Goal of the exercise: Repeat the whole of the data, keeping every detail the same.

(Lines of data)
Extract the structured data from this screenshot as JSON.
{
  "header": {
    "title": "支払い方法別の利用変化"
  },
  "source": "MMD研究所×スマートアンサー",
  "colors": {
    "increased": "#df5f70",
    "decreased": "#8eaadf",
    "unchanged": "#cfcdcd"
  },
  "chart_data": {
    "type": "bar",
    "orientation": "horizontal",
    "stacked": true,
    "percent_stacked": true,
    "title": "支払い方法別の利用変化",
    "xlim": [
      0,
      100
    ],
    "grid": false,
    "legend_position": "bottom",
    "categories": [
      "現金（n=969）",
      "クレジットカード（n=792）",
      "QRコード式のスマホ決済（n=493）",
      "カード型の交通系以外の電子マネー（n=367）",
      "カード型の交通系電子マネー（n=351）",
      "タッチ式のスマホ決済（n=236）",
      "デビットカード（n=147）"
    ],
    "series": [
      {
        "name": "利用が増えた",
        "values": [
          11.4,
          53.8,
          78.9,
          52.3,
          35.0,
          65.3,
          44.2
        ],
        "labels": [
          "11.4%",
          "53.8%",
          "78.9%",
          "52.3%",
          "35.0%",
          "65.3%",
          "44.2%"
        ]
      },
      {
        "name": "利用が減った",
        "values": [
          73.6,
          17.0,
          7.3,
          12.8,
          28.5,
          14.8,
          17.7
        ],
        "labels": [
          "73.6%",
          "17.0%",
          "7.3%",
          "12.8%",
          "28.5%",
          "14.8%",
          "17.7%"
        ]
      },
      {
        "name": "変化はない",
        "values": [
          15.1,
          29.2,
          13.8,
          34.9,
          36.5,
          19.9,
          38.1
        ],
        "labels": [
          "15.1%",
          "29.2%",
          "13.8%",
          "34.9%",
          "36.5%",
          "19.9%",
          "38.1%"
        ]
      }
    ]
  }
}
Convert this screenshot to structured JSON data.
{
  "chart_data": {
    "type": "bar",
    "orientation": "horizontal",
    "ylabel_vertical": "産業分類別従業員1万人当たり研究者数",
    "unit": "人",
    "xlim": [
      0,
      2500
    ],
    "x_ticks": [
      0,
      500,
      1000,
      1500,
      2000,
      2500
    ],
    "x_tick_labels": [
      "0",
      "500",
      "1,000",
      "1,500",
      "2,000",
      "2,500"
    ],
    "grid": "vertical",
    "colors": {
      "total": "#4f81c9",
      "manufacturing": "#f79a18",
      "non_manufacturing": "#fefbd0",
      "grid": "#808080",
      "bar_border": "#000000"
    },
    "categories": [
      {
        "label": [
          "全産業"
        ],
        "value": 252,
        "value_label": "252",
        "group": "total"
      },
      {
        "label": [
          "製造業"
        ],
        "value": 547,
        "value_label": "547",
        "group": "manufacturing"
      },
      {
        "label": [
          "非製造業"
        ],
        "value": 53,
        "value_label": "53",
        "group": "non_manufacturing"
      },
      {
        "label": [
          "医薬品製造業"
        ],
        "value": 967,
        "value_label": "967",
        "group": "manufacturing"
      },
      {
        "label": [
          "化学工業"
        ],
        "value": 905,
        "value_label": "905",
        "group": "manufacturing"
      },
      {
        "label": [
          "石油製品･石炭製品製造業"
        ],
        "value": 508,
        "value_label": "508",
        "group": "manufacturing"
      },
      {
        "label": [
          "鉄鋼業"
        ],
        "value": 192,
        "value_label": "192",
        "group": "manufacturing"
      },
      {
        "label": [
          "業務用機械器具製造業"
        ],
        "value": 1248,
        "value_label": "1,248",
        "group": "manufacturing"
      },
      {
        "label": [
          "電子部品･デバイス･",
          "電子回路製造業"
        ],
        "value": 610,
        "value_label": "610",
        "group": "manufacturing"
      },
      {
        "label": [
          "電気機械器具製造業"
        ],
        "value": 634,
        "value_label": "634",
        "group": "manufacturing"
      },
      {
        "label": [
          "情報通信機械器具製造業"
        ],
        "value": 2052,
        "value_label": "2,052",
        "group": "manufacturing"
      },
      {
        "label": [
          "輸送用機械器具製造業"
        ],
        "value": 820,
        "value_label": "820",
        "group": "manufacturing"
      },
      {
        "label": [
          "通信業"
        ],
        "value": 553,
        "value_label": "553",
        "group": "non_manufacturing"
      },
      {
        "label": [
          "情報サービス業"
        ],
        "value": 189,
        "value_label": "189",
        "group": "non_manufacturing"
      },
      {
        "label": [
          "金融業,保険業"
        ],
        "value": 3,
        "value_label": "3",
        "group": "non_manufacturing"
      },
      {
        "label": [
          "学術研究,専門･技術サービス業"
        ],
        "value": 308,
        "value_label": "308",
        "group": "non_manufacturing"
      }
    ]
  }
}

Final result:
Extract the structured data from this screenshot as JSON.
{
  "header": {
    "title": "支払い方法別の利用変化"
  },
  "source": "MMD研究所×スマートアンサー",
  "colors": {
    "increased": "#df5f70",
    "decreased": "#8eaadf",
    "unchanged": "#cfcdcd"
  },
  "chart_data": {
    "type": "bar",
    "orientation": "horizontal",
    "stacked": true,
    "percent_stacked": true,
    "title": "支払い方法別の利用変化",
    "xlim": [
      0,
      100
    ],
    "grid": false,
    "legend_position": "bottom",
    "categories": [
      "現金（n=969）",
      "クレジットカード（n=792）",
      "QRコード式のスマホ決済（n=493）",
      "カード型の交通系以外の電子マネー（n=367）",
      "カード型の交通系電子マネー（n=351）",
      "タッチ式のスマホ決済（n=236）",
      "デビットカード（n=147）"
    ],
    "series": [
      {
        "name": "利用が増えた",
        "values": [
          11.4,
          53.8,
          78.9,
          52.3,
          35.0,
          65.3,
          44.2
        ],
        "labels": [
          "11.4%",
          "53.8%",
          "78.9%",
          "52.3%",
          "35.0%",
          "65.3%",
          "44.2%"
        ]
      },
      {
        "name": "利用が減った",
        "values": [
          73.6,
          17.0,
          7.3,
          12.8,
          28.5,
          14.8,
          17.7
        ],
        "labels": [
          "73.6%",
          "17.0%",
          "7.3%",
          "12.8%",
          "28.5%",
          "14.8%",
          "17.7%"
        ]
      },
      {
        "name": "変化はない",
        "values": [
          15.1,
          29.2,
          13.8,
          34.9,
          36.5,
          19.9,
          38.1
        ],
        "labels": [
          "15.1%",
          "29.2%",
          "13.8%",
          "34.9%",
          "36.5%",
          "19.9%",
          "38.1%"
        ]
      }
    ]
  }
}
Convert this screenshot to structured JSON data.
{
  "chart_data": {
    "type": "bar",
    "orientation": "horizontal",
    "ylabel_vertical": "産業分類別従業員1万人当たり研究者数",
    "unit": "人",
    "xlim": [
      0,
      2500
    ],
    "x_ticks": [
      0,
      500,
      1000,
      1500,
      2000,
      2500
    ],
    "x_tick_labels": [
      "0",
      "500",
      "1,000",
      "1,500",
      "2,000",
      "2,500"
    ],
    "grid": "vertical",
    "colors": {
      "total": "#4f81c9",
      "manufacturing": "#f79a18",
      "non_manufacturing": "#fefbd0",
      "grid": "#808080",
      "bar_border": "#000000"
    },
    "categories": [
      {
        "label": [
          "全産業"
        ],
        "value": 252,
        "value_label": "252",
        "group": "total"
      },
      {
        "label": [
          "製造業"
        ],
        "value": 547,
        "value_label": "547",
        "group": "manufacturing"
      },
      {
        "label": [
          "非製造業"
        ],
        "value": 53,
        "value_label": "53",
        "group": "non_manufacturing"
      },
      {
        "label": [
          "医薬品製造業"
        ],
        "value": 967,
        "value_label": "967",
        "group": "manufacturing"
      },
      {
        "label": [
          "化学工業"
        ],
        "value": 905,
        "value_label": "905",
        "group": "manufacturing"
      },
      {
        "label": [
          "石油製品･石炭製品製造業"
        ],
        "value": 508,
        "value_label": "508",
        "group": "manufacturing"
      },
      {
        "label": [
          "鉄鋼業"
        ],
        "value": 192,
        "value_label": "192",
        "group": "manufacturing"
      },
      {
        "label": [
          "業務用機械器具製造業"
        ],
        "value": 1248,
        "value_label": "1,248",
        "group": "manufacturing"
      },
      {
        "label": [
          "電子部品･デバイス･",
          "電子回路製造業"
        ],
        "value": 610,
        "value_label": "610",
        "group": "manufacturing"
      },
      {
        "label": [
          "電気機械器具製造業"
        ],
        "value": 634,
        "value_label": "634",
        "group": "manufacturing"
      },
      {
        "label": [
          "情報通信機械器具製造業"
        ],
        "value": 2052,
        "value_label": "2,052",
        "group": "manufacturing"
      },
      {
        "label": [
          "輸送用機械器具製造業"
        ],
        "value": 820,
        "value_label": "820",
        "group": "manufacturing"
      },
      {
        "label": [
          "通信業"
        ],
        "value": 553,
        "value_label": "553",
        "group": "non_manufacturing"
      },
      {
        "label": [
          "情報サービス業"
        ],
        "value": 189,
        "value_label": "189",
        "group": "non_manufacturing"
      },
      {
        "label": [
          "金融業,保険業"
        ],
        "value": 3,
        "value_label": "3",
        "group": "non_manufacturing"
      },
      {
        "label": [
          "学術研究,専門･技術サービス業"
        ],
        "value": 308,
        "value_label": "308",
        "group": "non_manufacturing"
      }
    ]
  }
}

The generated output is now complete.